## Direction
Everything in the listing should be restated word for word.

## Data extract

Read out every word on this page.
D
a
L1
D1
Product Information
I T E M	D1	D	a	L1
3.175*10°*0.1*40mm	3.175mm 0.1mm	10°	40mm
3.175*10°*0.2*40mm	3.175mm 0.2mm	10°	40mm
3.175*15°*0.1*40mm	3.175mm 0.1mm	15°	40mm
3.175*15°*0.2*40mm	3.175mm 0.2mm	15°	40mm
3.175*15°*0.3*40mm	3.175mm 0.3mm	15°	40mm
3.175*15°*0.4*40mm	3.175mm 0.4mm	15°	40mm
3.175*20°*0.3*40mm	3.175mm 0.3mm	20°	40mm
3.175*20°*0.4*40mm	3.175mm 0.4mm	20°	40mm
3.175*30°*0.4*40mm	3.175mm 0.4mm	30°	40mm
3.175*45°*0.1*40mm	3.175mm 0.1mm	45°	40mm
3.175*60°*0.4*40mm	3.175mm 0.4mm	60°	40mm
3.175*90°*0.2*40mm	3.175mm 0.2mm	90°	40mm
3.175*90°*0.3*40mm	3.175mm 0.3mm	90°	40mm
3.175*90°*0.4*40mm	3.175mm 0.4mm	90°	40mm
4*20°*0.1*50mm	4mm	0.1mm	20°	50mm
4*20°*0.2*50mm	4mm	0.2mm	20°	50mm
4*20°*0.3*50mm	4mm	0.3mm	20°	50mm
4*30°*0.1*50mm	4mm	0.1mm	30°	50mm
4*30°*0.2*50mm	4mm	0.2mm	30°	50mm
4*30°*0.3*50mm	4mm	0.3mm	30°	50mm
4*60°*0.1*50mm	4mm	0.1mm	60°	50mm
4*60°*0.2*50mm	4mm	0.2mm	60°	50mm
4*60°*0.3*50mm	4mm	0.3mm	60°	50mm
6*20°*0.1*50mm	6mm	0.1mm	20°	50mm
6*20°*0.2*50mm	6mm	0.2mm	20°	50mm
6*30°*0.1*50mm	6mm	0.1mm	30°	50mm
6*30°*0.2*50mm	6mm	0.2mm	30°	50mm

## Solution
Read out every word on this page.
D
a
L1
D1
Product Information
I T E M	D1	D	a	L1
3.175*10°*0.1*40mm	3.175mm 0.1mm	10°	40mm
3.175*10°*0.2*40mm	3.175mm 0.2mm	10°	40mm
3.175*15°*0.1*40mm	3.175mm 0.1mm	15°	40mm
3.175*15°*0.2*40mm	3.175mm 0.2mm	15°	40mm
3.175*15°*0.3*40mm	3.175mm 0.3mm	15°	40mm
3.175*15°*0.4*40mm	3.175mm 0.4mm	15°	40mm
3.175*20°*0.3*40mm	3.175mm 0.3mm	20°	40mm
3.175*20°*0.4*40mm	3.175mm 0.4mm	20°	40mm
3.175*30°*0.4*40mm	3.175mm 0.4mm	30°	40mm
3.175*45°*0.1*40mm	3.175mm 0.1mm	45°	40mm
3.175*60°*0.4*40mm	3.175mm 0.4mm	60°	40mm
3.175*90°*0.2*40mm	3.175mm 0.2mm	90°	40mm
3.175*90°*0.3*40mm	3.175mm 0.3mm	90°	40mm
3.175*90°*0.4*40mm	3.175mm 0.4mm	90°	40mm
4*20°*0.1*50mm	4mm	0.1mm	20°	50mm
4*20°*0.2*50mm	4mm	0.2mm	20°	50mm
4*20°*0.3*50mm	4mm	0.3mm	20°	50mm
4*30°*0.1*50mm	4mm	0.1mm	30°	50mm
4*30°*0.2*50mm	4mm	0.2mm	30°	50mm
4*30°*0.3*50mm	4mm	0.3mm	30°	50mm
4*60°*0.1*50mm	4mm	0.1mm	60°	50mm
4*60°*0.2*50mm	4mm	0.2mm	60°	50mm
4*60°*0.3*50mm	4mm	0.3mm	60°	50mm
6*20°*0.1*50mm	6mm	0.1mm	20°	50mm
6*20°*0.2*50mm	6mm	0.2mm	20°	50mm
6*30°*0.1*50mm	6mm	0.1mm	30°	50mm
6*30°*0.2*50mm	6mm	0.2mm	30°	50mm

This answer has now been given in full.